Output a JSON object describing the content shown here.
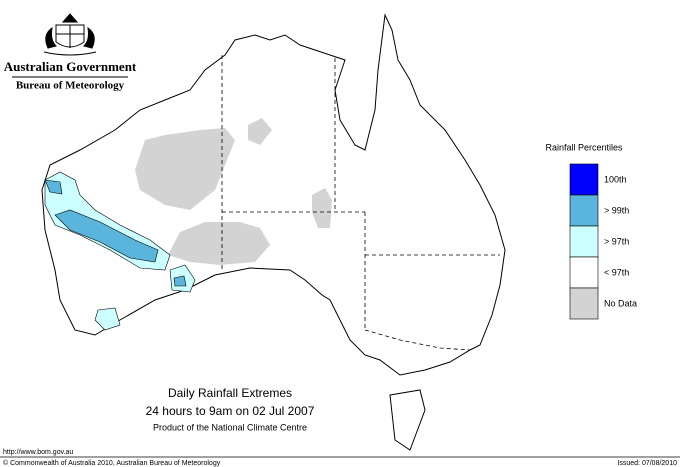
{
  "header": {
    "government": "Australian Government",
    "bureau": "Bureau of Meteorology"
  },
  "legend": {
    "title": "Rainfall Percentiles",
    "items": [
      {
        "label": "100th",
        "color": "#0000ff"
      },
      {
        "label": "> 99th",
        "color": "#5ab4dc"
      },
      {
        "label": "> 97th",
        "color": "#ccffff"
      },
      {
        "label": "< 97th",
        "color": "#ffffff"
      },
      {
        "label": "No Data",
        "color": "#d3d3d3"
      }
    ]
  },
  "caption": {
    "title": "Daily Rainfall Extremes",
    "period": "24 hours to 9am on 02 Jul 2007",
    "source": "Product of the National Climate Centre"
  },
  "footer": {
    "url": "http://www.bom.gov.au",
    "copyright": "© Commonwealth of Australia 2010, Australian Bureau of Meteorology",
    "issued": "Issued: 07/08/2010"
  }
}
_ _ _ _ _ _ _
# [WRITTEN PROBLEM]
Only lines holding the string "Bureau" are wanted; gather each one from the entries above.

# [TASK RESULT]
    "bureau": "Bureau of Meteorology"
    "copyright": "© Commonwealth of Australia 2010, Australian Bureau of Meteorology",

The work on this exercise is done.